What to do: Locate the word "analysis" in the data below, then copy every line that holds it.

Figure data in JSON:
___

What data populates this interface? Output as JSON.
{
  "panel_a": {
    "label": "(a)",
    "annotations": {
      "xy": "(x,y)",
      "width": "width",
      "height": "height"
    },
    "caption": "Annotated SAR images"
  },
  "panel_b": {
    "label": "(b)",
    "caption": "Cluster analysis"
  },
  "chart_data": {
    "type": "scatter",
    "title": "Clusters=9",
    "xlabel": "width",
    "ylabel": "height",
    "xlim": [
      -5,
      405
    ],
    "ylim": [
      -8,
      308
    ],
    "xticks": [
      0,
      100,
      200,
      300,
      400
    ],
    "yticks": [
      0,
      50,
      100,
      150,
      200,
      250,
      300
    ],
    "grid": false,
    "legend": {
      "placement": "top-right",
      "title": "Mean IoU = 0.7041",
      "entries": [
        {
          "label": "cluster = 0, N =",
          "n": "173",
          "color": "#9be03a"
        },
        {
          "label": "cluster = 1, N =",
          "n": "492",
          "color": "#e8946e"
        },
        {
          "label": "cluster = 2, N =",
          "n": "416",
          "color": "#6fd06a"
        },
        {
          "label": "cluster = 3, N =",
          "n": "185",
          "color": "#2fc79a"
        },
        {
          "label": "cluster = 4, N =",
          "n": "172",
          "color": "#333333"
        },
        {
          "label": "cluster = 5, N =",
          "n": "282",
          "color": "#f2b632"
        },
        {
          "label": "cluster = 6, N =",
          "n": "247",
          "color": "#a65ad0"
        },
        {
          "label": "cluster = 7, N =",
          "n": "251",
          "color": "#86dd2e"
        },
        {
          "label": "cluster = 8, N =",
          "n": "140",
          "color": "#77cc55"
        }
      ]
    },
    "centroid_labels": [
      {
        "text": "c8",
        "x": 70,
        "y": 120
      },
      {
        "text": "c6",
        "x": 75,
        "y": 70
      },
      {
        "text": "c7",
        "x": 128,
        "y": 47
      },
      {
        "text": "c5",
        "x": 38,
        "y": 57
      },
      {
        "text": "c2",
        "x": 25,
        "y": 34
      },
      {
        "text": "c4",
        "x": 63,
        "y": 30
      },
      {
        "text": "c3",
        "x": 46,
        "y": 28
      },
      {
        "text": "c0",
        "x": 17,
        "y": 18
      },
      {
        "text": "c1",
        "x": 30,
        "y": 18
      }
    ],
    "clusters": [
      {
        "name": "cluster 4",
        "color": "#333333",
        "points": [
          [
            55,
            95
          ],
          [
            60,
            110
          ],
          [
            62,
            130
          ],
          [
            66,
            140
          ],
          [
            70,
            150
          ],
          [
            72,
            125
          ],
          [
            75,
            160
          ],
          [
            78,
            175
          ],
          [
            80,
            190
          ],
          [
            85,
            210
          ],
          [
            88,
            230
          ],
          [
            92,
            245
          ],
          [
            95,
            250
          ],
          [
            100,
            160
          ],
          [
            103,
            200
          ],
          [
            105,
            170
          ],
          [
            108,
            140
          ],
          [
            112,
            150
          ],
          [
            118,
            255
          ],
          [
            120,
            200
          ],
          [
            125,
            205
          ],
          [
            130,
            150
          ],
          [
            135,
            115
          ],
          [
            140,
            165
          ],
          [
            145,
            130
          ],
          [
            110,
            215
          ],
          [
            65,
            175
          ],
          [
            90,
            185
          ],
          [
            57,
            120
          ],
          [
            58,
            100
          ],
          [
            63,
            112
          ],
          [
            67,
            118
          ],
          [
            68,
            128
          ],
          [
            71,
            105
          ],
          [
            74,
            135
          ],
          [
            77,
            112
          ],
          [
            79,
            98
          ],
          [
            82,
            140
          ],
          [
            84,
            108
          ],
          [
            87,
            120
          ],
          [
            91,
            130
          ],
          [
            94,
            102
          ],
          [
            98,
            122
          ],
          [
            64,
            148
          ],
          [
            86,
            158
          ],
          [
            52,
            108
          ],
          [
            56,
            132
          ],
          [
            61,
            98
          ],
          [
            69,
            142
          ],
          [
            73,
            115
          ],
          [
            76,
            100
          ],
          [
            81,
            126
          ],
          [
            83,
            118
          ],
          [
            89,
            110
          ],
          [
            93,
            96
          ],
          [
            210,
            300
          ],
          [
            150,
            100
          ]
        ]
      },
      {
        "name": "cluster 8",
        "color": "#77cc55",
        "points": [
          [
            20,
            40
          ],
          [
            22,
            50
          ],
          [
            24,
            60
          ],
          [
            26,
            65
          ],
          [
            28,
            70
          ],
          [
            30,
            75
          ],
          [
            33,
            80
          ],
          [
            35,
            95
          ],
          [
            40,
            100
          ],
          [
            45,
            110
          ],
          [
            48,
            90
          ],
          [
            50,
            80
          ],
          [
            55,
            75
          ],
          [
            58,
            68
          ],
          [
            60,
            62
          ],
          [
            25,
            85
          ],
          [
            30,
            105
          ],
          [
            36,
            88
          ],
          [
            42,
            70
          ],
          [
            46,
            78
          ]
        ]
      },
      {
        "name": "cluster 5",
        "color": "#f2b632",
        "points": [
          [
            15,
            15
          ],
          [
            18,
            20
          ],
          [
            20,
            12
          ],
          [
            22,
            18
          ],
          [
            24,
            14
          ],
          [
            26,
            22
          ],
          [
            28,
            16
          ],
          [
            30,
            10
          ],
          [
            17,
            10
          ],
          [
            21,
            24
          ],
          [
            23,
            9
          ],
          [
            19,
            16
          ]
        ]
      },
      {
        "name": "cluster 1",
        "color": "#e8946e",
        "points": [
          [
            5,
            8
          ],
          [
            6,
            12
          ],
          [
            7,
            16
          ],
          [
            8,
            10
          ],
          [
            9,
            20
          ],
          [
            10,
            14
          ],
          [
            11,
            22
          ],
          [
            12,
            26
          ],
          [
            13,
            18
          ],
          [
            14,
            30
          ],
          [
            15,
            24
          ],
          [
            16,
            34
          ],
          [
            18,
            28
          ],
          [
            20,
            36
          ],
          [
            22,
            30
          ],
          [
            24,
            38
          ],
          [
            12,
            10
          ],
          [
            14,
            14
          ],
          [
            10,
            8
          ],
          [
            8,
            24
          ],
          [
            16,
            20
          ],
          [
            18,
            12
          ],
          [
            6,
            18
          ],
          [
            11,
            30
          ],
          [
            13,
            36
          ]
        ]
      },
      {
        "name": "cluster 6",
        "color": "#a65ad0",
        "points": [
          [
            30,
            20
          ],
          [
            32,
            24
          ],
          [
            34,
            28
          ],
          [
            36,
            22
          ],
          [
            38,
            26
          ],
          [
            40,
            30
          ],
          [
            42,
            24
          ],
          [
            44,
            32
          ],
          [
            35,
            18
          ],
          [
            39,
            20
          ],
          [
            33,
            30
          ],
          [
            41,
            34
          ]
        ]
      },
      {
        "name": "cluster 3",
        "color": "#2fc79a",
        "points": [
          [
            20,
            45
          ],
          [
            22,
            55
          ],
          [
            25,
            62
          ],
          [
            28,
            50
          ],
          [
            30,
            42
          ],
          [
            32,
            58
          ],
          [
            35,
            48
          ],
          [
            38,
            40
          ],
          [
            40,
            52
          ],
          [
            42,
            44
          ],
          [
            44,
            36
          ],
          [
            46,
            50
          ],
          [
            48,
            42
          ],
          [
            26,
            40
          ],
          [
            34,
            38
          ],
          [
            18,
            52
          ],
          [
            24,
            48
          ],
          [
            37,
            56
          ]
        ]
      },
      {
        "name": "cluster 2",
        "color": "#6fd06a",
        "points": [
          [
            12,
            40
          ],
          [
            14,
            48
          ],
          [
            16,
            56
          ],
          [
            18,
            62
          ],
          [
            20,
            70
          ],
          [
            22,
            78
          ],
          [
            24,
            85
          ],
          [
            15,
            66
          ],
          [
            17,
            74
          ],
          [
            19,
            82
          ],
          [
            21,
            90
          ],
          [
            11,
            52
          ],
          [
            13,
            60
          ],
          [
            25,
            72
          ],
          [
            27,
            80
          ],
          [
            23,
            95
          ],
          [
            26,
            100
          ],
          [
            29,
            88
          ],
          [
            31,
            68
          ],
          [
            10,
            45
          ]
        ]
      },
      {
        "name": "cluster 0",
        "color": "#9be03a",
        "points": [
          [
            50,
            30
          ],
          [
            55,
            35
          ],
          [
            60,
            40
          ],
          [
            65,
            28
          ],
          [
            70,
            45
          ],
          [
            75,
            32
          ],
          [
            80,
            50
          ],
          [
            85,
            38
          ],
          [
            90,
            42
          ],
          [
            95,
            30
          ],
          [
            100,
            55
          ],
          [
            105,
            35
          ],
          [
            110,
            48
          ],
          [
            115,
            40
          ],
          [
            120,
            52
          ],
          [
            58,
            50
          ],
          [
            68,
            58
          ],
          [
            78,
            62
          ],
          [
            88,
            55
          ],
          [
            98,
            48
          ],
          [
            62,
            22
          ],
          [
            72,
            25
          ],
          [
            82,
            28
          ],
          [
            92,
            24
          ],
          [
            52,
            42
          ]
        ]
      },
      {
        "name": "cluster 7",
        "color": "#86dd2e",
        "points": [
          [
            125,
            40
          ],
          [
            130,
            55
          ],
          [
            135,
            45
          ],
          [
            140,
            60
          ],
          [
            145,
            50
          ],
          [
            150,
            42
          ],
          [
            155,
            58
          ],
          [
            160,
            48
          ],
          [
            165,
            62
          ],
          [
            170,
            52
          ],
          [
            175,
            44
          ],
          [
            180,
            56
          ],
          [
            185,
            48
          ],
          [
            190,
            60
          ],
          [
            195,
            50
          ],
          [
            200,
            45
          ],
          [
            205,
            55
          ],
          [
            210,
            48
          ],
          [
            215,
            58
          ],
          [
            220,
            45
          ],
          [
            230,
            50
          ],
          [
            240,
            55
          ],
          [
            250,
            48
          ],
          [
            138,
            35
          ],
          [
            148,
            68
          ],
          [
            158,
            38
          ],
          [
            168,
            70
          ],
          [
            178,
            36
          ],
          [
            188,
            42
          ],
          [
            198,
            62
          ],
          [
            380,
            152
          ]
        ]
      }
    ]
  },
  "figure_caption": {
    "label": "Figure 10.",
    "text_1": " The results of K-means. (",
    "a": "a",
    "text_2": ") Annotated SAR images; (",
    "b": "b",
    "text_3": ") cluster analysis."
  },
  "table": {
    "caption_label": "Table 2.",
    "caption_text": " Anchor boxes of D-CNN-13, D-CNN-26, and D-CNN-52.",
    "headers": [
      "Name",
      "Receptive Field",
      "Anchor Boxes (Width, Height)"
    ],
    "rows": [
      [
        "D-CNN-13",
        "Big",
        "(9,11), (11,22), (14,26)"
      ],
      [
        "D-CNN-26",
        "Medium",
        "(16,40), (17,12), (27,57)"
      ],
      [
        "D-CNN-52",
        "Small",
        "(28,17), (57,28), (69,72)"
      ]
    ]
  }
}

___

Reply to the task:
    "caption": "Cluster analysis"
    "text_3": ") cluster analysis."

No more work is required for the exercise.